— BEGIN —

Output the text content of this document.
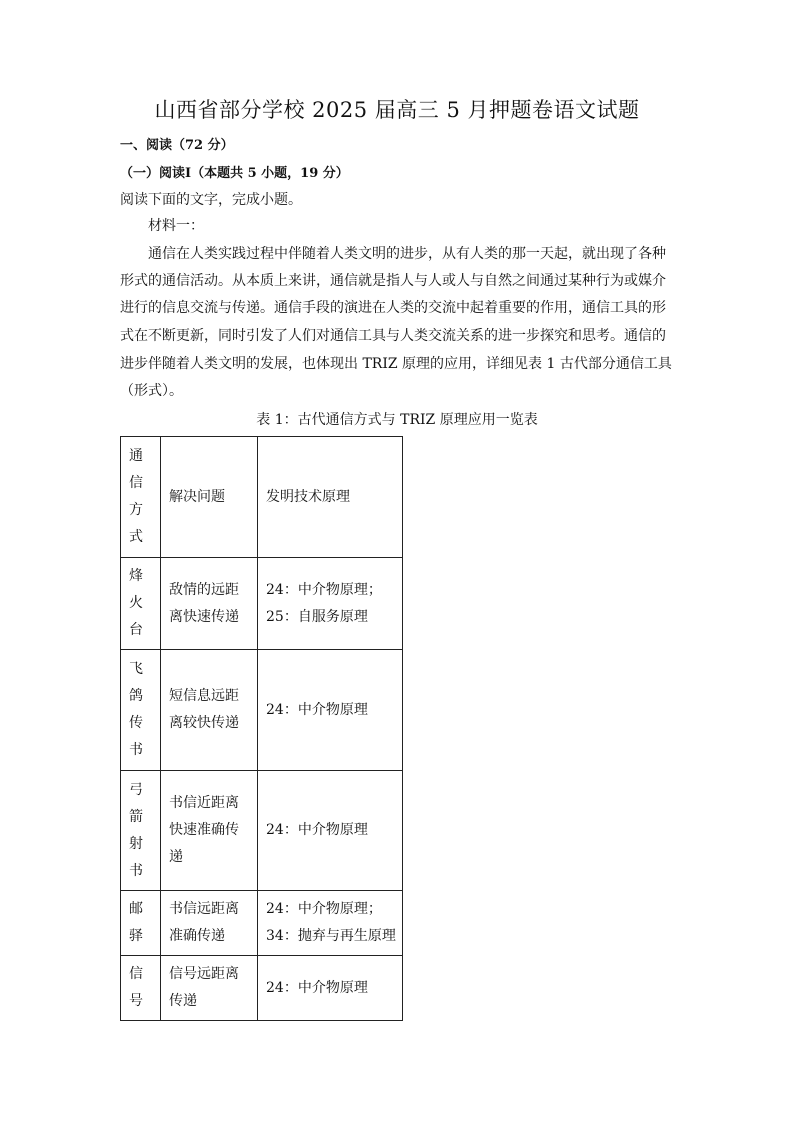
山西省部分学校 2025 届高三 5 月押题卷语文试题

一、阅读（72 分）

（一）阅读Ⅰ（本题共 5 小题，19 分）

阅读下面的文字，完成小题。

材料一：

通信在人类实践过程中伴随着人类文明的进步，从有人类的那一天起，就出现了各种

形式的通信活动。从本质上来讲，通信就是指人与人或人与自然之间通过某种行为或媒介

进行的信息交流与传递。通信手段的演进在人类的交流中起着重要的作用，通信工具的形

式在不断更新，同时引发了人们对通信工具与人类交流关系的进一步探究和思考。通信的

进步伴随着人类文明的发展，也体现出 TRIZ 原理的应用，详细见表 1 古代部分通信工具

（形式）。

表 1：古代通信方式与 TRIZ 原理应用一览表

通信方式	解决问题	发明技术原理

烽火台	敌情的远距离快速传递	24：中介物原理；
25：自服务原理

飞鸽传书	短信息远距离较快传递	24：中介物原理

弓箭射书	书信近距离快速准确传递	24：中介物原理

邮驿	书信远距离准确传递	24：中介物原理；
34：抛弃与再生原理

信号	信号远距离传递	24：中介物原理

— END —

▸ **PROBLEM TO WORK ON**: Keep the pictures out of your copy, and repeat every entry above exactly.

▸ **WRITTEN ANSWER**:
Output the text content of this document.
山西省部分学校 2025 届高三 5 月押题卷语文试题

一、阅读（72 分）

（一）阅读Ⅰ（本题共 5 小题，19 分）

阅读下面的文字，完成小题。

材料一：

通信在人类实践过程中伴随着人类文明的进步，从有人类的那一天起，就出现了各种

形式的通信活动。从本质上来讲，通信就是指人与人或人与自然之间通过某种行为或媒介

进行的信息交流与传递。通信手段的演进在人类的交流中起着重要的作用，通信工具的形

式在不断更新，同时引发了人们对通信工具与人类交流关系的进一步探究和思考。通信的

进步伴随着人类文明的发展，也体现出 TRIZ 原理的应用，详细见表 1 古代部分通信工具

（形式）。

表 1：古代通信方式与 TRIZ 原理应用一览表

通信方式	解决问题	发明技术原理

烽火台	敌情的远距离快速传递	24：中介物原理；
25：自服务原理

飞鸽传书	短信息远距离较快传递	24：中介物原理

弓箭射书	书信近距离快速准确传递	24：中介物原理

邮驿	书信远距离准确传递	24：中介物原理；
34：抛弃与再生原理

信号	信号远距离传递	24：中介物原理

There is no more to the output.